Items from a figure collection
====

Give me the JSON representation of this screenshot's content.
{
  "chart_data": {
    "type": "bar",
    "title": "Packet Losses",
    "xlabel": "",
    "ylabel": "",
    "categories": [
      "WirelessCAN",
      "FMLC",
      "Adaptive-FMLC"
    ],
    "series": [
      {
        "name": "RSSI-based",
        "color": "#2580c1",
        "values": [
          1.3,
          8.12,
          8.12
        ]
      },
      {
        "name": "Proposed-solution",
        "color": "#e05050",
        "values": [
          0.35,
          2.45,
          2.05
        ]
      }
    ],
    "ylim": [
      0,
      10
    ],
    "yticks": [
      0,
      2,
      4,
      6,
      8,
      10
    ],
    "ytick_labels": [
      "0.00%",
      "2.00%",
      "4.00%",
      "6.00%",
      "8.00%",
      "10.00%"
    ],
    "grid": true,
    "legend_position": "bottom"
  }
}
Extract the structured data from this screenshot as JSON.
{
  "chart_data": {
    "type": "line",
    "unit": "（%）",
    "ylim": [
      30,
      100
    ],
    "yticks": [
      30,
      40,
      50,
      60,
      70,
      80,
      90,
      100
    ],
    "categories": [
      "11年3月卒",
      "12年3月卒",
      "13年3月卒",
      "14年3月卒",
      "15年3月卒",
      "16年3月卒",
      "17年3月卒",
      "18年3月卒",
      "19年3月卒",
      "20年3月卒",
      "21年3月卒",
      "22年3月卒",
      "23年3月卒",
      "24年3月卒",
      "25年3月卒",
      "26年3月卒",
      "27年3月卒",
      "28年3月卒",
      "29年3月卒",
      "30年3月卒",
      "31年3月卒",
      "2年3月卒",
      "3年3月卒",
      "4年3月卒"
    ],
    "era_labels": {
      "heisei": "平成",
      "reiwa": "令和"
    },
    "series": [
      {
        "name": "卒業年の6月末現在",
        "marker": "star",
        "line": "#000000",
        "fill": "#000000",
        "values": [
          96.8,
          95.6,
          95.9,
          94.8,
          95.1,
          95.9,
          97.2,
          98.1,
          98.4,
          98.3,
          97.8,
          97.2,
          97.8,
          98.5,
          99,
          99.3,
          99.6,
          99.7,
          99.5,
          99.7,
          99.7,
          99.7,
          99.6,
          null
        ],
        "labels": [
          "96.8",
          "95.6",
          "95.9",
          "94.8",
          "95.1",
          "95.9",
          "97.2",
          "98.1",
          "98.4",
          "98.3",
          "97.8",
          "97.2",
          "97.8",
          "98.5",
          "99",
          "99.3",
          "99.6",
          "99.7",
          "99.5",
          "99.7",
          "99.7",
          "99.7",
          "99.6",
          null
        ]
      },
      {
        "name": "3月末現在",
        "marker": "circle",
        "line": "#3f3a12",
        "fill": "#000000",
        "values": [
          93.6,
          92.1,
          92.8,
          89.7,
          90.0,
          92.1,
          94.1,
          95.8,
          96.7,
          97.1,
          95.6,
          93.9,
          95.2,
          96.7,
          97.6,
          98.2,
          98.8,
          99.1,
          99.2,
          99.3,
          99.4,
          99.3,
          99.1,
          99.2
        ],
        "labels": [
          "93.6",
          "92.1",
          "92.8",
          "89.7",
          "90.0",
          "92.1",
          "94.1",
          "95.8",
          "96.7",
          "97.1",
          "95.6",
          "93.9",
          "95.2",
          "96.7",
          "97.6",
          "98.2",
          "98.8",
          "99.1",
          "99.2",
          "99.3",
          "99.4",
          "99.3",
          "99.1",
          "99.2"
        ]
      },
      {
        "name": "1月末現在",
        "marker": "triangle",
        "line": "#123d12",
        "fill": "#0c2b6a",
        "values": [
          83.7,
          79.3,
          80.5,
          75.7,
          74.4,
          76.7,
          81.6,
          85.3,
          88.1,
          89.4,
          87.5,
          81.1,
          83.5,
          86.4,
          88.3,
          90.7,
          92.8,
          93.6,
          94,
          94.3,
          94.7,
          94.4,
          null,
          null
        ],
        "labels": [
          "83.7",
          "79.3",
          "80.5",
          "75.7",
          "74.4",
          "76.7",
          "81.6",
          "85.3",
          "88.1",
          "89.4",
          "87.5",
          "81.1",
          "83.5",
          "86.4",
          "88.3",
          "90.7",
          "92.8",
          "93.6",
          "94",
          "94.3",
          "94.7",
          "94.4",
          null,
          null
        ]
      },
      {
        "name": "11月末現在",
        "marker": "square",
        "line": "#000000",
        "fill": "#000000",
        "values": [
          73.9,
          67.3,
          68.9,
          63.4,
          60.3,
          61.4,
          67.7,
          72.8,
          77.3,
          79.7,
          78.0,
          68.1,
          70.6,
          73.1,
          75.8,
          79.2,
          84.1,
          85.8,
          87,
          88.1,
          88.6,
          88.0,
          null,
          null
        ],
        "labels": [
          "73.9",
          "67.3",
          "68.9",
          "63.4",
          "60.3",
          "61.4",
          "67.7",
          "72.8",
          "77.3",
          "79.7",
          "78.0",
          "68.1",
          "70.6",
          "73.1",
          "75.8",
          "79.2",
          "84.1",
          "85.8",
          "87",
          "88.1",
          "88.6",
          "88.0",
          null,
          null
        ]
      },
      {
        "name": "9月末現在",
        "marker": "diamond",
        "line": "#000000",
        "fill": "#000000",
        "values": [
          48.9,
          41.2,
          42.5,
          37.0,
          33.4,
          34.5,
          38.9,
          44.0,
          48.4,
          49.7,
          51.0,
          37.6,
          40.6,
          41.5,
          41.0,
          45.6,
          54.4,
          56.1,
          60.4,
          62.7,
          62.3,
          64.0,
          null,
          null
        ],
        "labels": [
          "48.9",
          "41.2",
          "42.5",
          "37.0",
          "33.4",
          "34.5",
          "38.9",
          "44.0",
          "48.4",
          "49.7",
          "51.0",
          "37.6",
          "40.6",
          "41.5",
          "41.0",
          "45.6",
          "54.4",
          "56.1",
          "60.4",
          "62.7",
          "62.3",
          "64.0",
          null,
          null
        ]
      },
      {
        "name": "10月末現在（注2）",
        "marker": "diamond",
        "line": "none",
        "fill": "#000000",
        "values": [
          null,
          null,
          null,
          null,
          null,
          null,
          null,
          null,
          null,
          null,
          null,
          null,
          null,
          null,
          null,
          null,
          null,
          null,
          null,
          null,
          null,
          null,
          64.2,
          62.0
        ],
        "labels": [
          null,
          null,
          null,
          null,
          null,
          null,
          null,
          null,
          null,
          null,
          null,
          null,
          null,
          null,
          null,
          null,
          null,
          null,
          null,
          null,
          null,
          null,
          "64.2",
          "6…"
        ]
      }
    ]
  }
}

====

Check each line above for the word "JSON", and copy the lines where it appears.

▸ Full output
Give me the JSON representation of this screenshot's content.
Extract the structured data from this screenshot as JSON.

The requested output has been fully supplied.